My Springer is on Arden Grange Hypoallergenic he has been on this for a while now and his stools are nice and firm.

Val xx


----------



## BuddysGirl (Oct 10, 2010)

Hi there

Thanks for your replies - he's on Eukanaba (spelling) at the moment but we've just bought some Wag dried food for him (recommended by his old handler) and are going to try him with that. His motions have gotten better today and he certainly liked the new food (we mixed 50 - 50 with his old food). Is giving him some cooked rice mixed in OK - I read somewhere that this helps to firm up the motions.

I've put some pictures of him in the gallery and thats him in my signature.


----------



## Lyceum (Sep 25, 2009)

BuddysGirl said:


> Hi there
> 
> Thanks for your replies - he's on Eukanaba (spelling) at the moment but we've just bought some Wag dried food for him (recommended by his old handler) and are going to try him with that. His motions have gotten better today and he certainly liked the new food (we mixed 50 - 50 with his old food). Is giving him some cooked rice mixed in OK - I read somewhere that this helps to firm up the motions.
> 
> I've put some pictures of him in the gallery and thats him in my signature.


Can I ask why you went with wagg? Please dont take this the wrong way but wagg is an awful food.

Review here

Dog Food Reviews - Wagg Complete Chicken & Veg - Powered by ReviewPost

There's reviews of the others there too, incase the chicken isn't the one you went with.

▸ Information provided

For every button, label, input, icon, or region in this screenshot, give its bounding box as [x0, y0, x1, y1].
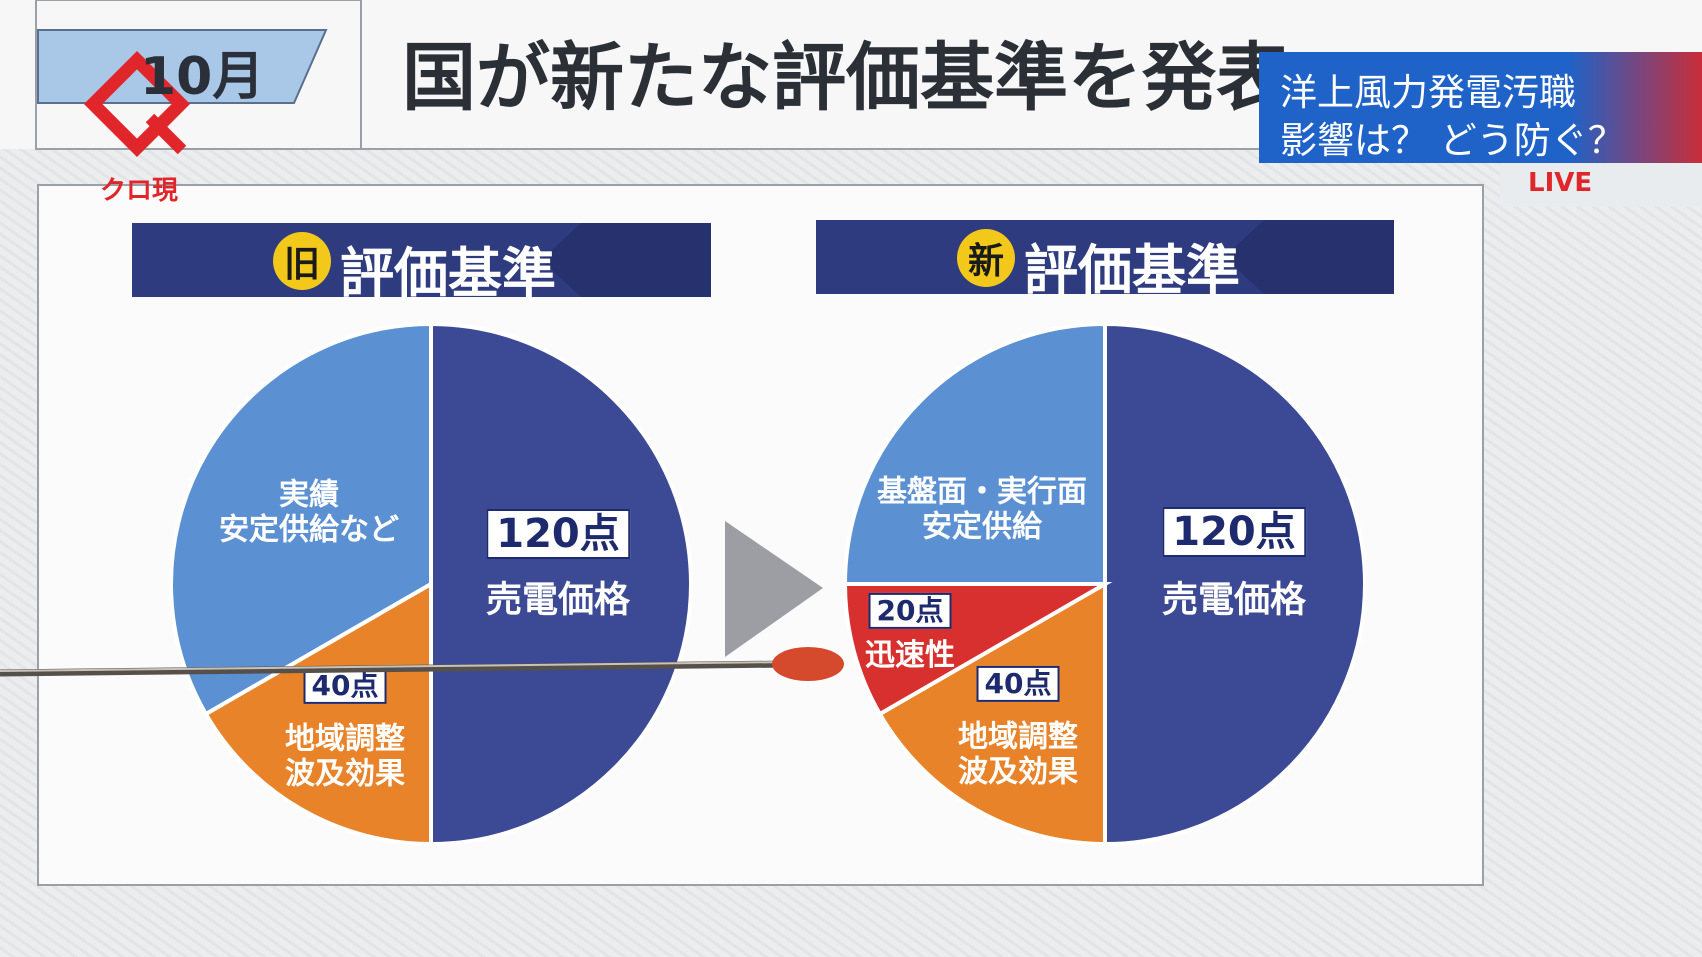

▸ Goal
Copy the passage of the dog food forum thread that begins at the words "## BuddysGirl (Oct" and stops after "(Sep 25, 2009)", word for word.

▸ Result
## BuddysGirl (Oct 10, 2010)

Hi there

Thanks for your replies - he's on Eukanaba (spelling) at the moment but we've just bought some Wag dried food for him (recommended by his old handler) and are going to try him with that. His motions have gotten better today and he certainly liked the new food (we mixed 50 - 50 with his old food). Is giving him some cooked rice mixed in OK - I read somewhere that this helps to firm up the motions.

I've put some pictures of him in the gallery and thats him in my signature.


----------



## Lyceum (Sep 25, 2009)